[Records]

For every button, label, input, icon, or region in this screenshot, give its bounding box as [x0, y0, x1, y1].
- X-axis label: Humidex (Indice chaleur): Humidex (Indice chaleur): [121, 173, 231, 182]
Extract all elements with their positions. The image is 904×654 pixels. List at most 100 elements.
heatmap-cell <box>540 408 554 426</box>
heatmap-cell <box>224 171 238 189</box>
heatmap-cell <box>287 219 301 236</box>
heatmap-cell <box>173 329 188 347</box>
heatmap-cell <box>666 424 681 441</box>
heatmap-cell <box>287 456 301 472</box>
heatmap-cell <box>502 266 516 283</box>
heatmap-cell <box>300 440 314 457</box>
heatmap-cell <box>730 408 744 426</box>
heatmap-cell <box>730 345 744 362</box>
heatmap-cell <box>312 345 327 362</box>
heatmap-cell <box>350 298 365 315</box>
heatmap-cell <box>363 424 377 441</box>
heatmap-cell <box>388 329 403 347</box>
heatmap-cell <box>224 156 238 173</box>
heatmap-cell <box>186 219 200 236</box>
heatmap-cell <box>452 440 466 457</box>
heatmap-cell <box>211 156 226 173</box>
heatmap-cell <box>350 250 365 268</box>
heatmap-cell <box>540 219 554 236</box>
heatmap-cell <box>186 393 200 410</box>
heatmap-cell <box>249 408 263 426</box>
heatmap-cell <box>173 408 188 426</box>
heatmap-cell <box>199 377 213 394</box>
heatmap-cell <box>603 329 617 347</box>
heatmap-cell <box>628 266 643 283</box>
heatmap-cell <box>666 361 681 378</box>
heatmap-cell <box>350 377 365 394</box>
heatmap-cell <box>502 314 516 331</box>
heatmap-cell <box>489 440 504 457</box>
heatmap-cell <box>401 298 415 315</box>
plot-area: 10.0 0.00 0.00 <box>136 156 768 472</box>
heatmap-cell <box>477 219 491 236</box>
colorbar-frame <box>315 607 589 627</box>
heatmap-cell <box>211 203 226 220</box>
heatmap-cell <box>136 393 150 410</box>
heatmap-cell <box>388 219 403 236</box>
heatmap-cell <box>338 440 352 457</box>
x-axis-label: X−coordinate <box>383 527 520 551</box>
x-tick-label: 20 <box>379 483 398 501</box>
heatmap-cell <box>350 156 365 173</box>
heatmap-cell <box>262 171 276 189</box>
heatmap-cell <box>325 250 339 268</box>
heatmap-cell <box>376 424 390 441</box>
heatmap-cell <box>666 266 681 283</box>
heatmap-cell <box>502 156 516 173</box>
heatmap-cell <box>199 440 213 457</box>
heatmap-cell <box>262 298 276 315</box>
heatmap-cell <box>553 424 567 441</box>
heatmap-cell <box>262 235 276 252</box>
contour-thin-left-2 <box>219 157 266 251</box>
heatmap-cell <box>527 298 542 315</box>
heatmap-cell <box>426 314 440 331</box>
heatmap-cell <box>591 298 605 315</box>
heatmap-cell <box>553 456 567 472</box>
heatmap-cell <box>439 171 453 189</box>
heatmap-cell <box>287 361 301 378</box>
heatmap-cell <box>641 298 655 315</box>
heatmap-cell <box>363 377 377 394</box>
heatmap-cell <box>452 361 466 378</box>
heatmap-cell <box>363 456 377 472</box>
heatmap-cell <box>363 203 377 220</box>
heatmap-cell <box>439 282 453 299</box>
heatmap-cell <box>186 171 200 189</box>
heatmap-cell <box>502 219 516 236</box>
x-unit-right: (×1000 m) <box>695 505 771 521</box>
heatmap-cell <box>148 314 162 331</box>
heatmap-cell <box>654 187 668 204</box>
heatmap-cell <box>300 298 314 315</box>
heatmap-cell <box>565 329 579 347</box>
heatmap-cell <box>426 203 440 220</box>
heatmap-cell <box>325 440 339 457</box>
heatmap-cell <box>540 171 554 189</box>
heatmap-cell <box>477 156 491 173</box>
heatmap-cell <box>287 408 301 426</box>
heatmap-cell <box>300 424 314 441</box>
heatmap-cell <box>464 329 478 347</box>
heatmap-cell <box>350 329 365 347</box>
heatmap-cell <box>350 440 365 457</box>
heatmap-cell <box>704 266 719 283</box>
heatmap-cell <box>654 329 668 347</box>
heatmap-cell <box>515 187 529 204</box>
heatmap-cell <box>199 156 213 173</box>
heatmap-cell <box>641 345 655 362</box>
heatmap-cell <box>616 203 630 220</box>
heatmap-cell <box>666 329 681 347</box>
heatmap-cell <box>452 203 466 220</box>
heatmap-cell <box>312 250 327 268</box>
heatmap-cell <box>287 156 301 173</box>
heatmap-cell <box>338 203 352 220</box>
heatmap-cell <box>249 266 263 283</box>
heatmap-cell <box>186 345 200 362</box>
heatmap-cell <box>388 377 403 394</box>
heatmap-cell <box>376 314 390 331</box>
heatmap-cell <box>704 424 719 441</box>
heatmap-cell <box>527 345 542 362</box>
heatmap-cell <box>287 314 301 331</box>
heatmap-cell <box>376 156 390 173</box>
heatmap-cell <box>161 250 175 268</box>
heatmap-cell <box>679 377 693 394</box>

● GIVEN EXERCISE
Count the lines in the records that contain the string "axis". Reply with the number alone.

● SOLUTION TO THIS PROBLEM
2